- **Problem requirements**
Quote the whole listing word for word, please.

- **Data shown**

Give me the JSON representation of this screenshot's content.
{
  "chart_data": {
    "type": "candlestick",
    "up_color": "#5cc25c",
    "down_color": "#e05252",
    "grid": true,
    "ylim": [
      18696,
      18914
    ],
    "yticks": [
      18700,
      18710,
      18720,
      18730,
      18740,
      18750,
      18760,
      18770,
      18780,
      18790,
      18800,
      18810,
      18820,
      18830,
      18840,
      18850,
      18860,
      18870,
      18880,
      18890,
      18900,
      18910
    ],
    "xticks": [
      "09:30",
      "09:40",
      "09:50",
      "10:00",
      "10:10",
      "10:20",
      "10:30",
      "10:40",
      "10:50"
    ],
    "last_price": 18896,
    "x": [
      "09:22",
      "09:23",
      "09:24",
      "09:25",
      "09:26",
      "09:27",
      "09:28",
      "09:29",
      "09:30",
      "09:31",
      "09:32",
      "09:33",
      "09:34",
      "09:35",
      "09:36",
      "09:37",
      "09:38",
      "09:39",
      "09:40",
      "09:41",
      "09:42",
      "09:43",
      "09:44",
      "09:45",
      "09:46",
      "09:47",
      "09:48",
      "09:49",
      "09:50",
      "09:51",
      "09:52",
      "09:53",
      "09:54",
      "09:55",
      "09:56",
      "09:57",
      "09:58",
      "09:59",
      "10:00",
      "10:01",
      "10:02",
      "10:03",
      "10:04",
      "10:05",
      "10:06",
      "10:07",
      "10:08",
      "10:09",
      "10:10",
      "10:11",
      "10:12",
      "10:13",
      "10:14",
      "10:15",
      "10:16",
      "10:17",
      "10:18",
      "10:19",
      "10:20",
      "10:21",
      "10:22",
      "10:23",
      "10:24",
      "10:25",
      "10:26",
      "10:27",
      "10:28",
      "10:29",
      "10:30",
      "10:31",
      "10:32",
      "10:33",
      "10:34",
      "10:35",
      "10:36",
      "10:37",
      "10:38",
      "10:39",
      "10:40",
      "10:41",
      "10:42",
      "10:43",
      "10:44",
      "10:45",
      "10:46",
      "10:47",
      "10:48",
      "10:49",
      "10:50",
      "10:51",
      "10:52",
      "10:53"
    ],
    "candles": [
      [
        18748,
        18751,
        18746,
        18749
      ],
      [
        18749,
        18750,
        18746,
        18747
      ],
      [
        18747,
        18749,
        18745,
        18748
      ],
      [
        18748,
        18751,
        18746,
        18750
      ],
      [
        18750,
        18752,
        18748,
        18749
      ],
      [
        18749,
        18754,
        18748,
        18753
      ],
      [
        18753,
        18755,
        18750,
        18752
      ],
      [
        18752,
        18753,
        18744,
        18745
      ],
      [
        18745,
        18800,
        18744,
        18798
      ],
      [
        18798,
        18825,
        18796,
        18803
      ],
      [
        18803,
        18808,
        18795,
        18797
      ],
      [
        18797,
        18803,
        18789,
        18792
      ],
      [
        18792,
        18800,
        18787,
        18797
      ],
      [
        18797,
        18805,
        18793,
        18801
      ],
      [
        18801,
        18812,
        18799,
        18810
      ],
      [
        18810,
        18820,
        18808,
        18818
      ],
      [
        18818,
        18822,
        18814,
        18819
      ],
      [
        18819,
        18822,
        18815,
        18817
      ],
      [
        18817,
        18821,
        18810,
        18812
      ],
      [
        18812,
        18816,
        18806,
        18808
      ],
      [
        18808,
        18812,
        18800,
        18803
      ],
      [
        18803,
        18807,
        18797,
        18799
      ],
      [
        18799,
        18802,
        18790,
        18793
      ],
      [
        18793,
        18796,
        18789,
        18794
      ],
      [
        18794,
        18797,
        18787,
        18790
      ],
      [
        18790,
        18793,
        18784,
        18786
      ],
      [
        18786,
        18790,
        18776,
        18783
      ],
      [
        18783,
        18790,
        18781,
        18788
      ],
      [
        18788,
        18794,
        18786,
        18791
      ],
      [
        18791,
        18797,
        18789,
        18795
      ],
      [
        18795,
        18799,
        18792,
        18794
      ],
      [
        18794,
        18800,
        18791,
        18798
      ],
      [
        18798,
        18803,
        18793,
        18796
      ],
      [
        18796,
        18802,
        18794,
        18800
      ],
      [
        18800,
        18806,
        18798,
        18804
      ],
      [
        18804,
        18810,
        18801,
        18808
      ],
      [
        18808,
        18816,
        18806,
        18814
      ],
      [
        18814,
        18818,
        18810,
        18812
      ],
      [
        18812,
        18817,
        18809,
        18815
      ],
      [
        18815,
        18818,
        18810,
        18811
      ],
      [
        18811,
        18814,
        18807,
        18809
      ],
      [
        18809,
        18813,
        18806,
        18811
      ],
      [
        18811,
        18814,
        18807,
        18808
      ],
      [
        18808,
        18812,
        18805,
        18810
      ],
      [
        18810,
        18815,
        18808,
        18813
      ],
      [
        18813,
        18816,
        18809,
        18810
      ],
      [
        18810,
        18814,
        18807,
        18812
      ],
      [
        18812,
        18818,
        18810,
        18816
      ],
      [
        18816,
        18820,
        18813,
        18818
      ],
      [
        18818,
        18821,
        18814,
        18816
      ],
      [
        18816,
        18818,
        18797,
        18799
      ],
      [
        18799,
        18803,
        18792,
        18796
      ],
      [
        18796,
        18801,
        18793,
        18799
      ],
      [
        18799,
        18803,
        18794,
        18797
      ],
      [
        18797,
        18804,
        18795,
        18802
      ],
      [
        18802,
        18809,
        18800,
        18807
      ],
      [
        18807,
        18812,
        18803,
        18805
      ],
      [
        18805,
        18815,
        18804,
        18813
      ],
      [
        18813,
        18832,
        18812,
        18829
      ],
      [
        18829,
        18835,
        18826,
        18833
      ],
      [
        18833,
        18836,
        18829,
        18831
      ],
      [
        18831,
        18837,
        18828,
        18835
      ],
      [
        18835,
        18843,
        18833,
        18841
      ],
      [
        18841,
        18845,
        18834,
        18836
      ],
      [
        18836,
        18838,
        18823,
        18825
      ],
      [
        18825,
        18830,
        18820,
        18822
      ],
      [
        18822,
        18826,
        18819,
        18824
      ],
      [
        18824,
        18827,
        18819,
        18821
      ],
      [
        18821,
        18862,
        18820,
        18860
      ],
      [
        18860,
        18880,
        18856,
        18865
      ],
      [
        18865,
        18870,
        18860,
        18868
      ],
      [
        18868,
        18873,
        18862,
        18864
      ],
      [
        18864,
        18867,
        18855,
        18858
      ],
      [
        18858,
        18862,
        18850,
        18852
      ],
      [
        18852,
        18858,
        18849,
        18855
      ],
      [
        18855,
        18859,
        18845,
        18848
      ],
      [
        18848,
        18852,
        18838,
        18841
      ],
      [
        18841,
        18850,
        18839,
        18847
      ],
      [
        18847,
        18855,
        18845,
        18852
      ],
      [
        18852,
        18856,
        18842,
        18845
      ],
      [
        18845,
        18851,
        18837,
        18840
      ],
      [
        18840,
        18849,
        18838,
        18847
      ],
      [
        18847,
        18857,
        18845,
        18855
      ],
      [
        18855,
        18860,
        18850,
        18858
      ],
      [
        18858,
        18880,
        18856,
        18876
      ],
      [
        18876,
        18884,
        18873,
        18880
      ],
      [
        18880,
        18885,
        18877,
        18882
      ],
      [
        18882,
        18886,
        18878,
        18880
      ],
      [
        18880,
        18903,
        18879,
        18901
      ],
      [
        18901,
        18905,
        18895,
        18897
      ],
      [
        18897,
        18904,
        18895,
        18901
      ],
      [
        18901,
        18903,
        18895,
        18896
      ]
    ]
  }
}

- **Completed exercise**
Give me the JSON representation of this screenshot's content.
{
  "chart_data": {
    "type": "candlestick",
    "up_color": "#5cc25c",
    "down_color": "#e05252",
    "grid": true,
    "ylim": [
      18696,
      18914
    ],
    "yticks": [
      18700,
      18710,
      18720,
      18730,
      18740,
      18750,
      18760,
      18770,
      18780,
      18790,
      18800,
      18810,
      18820,
      18830,
      18840,
      18850,
      18860,
      18870,
      18880,
      18890,
      18900,
      18910
    ],
    "xticks": [
      "09:30",
      "09:40",
      "09:50",
      "10:00",
      "10:10",
      "10:20",
      "10:30",
      "10:40",
      "10:50"
    ],
    "last_price": 18896,
    "x": [
      "09:22",
      "09:23",
      "09:24",
      "09:25",
      "09:26",
      "09:27",
      "09:28",
      "09:29",
      "09:30",
      "09:31",
      "09:32",
      "09:33",
      "09:34",
      "09:35",
      "09:36",
      "09:37",
      "09:38",
      "09:39",
      "09:40",
      "09:41",
      "09:42",
      "09:43",
      "09:44",
      "09:45",
      "09:46",
      "09:47",
      "09:48",
      "09:49",
      "09:50",
      "09:51",
      "09:52",
      "09:53",
      "09:54",
      "09:55",
      "09:56",
      "09:57",
      "09:58",
      "09:59",
      "10:00",
      "10:01",
      "10:02",
      "10:03",
      "10:04",
      "10:05",
      "10:06",
      "10:07",
      "10:08",
      "10:09",
      "10:10",
      "10:11",
      "10:12",
      "10:13",
      "10:14",
      "10:15",
      "10:16",
      "10:17",
      "10:18",
      "10:19",
      "10:20",
      "10:21",
      "10:22",
      "10:23",
      "10:24",
      "10:25",
      "10:26",
      "10:27",
      "10:28",
      "10:29",
      "10:30",
      "10:31",
      "10:32",
      "10:33",
      "10:34",
      "10:35",
      "10:36",
      "10:37",
      "10:38",
      "10:39",
      "10:40",
      "10:41",
      "10:42",
      "10:43",
      "10:44",
      "10:45",
      "10:46",
      "10:47",
      "10:48",
      "10:49",
      "10:50",
      "10:51",
      "10:52",
      "10:53"
    ],
    "candles": [
      [
        18748,
        18751,
        18746,
        18749
      ],
      [
        18749,
        18750,
        18746,
        18747
      ],
      [
        18747,
        18749,
        18745,
        18748
      ],
      [
        18748,
        18751,
        18746,
        18750
      ],
      [
        18750,
        18752,
        18748,
        18749
      ],
      [
        18749,
        18754,
        18748,
        18753
      ],
      [
        18753,
        18755,
        18750,
        18752
      ],
      [
        18752,
        18753,
        18744,
        18745
      ],
      [
        18745,
        18800,
        18744,
        18798
      ],
      [
        18798,
        18825,
        18796,
        18803
      ],
      [
        18803,
        18808,
        18795,
        18797
      ],
      [
        18797,
        18803,
        18789,
        18792
      ],
      [
        18792,
        18800,
        18787,
        18797
      ],
      [
        18797,
        18805,
        18793,
        18801
      ],
      [
        18801,
        18812,
        18799,
        18810
      ],
      [
        18810,
        18820,
        18808,
        18818
      ],
      [
        18818,
        18822,
        18814,
        18819
      ],
      [
        18819,
        18822,
        18815,
        18817
      ],
      [
        18817,
        18821,
        18810,
        18812
      ],
      [
        18812,
        18816,
        18806,
        18808
      ],
      [
        18808,
        18812,
        18800,
        18803
      ],
      [
        18803,
        18807,
        18797,
        18799
      ],
      [
        18799,
        18802,
        18790,
        18793
      ],
      [
        18793,
        18796,
        18789,
        18794
      ],
      [
        18794,
        18797,
        18787,
        18790
      ],
      [
        18790,
        18793,
        18784,
        18786
      ],
      [
        18786,
        18790,
        18776,
        18783
      ],
      [
        18783,
        18790,
        18781,
        18788
      ],
      [
        18788,
        18794,
        18786,
        18791
      ],
      [
        18791,
        18797,
        18789,
        18795
      ],
      [
        18795,
        18799,
        18792,
        18794
      ],
      [
        18794,
        18800,
        18791,
        18798
      ],
      [
        18798,
        18803,
        18793,
        18796
      ],
      [
        18796,
        18802,
        18794,
        18800
      ],
      [
        18800,
        18806,
        18798,
        18804
      ],
      [
        18804,
        18810,
        18801,
        18808
      ],
      [
        18808,
        18816,
        18806,
        18814
      ],
      [
        18814,
        18818,
        18810,
        18812
      ],
      [
        18812,
        18817,
        18809,
        18815
      ],
      [
        18815,
        18818,
        18810,
        18811
      ],
      [
        18811,
        18814,
        18807,
        18809
      ],
      [
        18809,
        18813,
        18806,
        18811
      ],
      [
        18811,
        18814,
        18807,
        18808
      ],
      [
        18808,
        18812,
        18805,
        18810
      ],
      [
        18810,
        18815,
        18808,
        18813
      ],
      [
        18813,
        18816,
        18809,
        18810
      ],
      [
        18810,
        18814,
        18807,
        18812
      ],
      [
        18812,
        18818,
        18810,
        18816
      ],
      [
        18816,
        18820,
        18813,
        18818
      ],
      [
        18818,
        18821,
        18814,
        18816
      ],
      [
        18816,
        18818,
        18797,
        18799
      ],
      [
        18799,
        18803,
        18792,
        18796
      ],
      [
        18796,
        18801,
        18793,
        18799
      ],
      [
        18799,
        18803,
        18794,
        18797
      ],
      [
        18797,
        18804,
        18795,
        18802
      ],
      [
        18802,
        18809,
        18800,
        18807
      ],
      [
        18807,
        18812,
        18803,
        18805
      ],
      [
        18805,
        18815,
        18804,
        18813
      ],
      [
        18813,
        18832,
        18812,
        18829
      ],
      [
        18829,
        18835,
        18826,
        18833
      ],
      [
        18833,
        18836,
        18829,
        18831
      ],
      [
        18831,
        18837,
        18828,
        18835
      ],
      [
        18835,
        18843,
        18833,
        18841
      ],
      [
        18841,
        18845,
        18834,
        18836
      ],
      [
        18836,
        18838,
        18823,
        18825
      ],
      [
        18825,
        18830,
        18820,
        18822
      ],
      [
        18822,
        18826,
        18819,
        18824
      ],
      [
        18824,
        18827,
        18819,
        18821
      ],
      [
        18821,
        18862,
        18820,
        18860
      ],
      [
        18860,
        18880,
        18856,
        18865
      ],
      [
        18865,
        18870,
        18860,
        18868
      ],
      [
        18868,
        18873,
        18862,
        18864
      ],
      [
        18864,
        18867,
        18855,
        18858
      ],
      [
        18858,
        18862,
        18850,
        18852
      ],
      [
        18852,
        18858,
        18849,
        18855
      ],
      [
        18855,
        18859,
        18845,
        18848
      ],
      [
        18848,
        18852,
        18838,
        18841
      ],
      [
        18841,
        18850,
        18839,
        18847
      ],
      [
        18847,
        18855,
        18845,
        18852
      ],
      [
        18852,
        18856,
        18842,
        18845
      ],
      [
        18845,
        18851,
        18837,
        18840
      ],
      [
        18840,
        18849,
        18838,
        18847
      ],
      [
        18847,
        18857,
        18845,
        18855
      ],
      [
        18855,
        18860,
        18850,
        18858
      ],
      [
        18858,
        18880,
        18856,
        18876
      ],
      [
        18876,
        18884,
        18873,
        18880
      ],
      [
        18880,
        18885,
        18877,
        18882
      ],
      [
        18882,
        18886,
        18878,
        18880
      ],
      [
        18880,
        18903,
        18879,
        18901
      ],
      [
        18901,
        18905,
        18895,
        18897
      ],
      [
        18897,
        18904,
        18895,
        18901
      ],
      [
        18901,
        18903,
        18895,
        18896
      ]
    ]
  }
}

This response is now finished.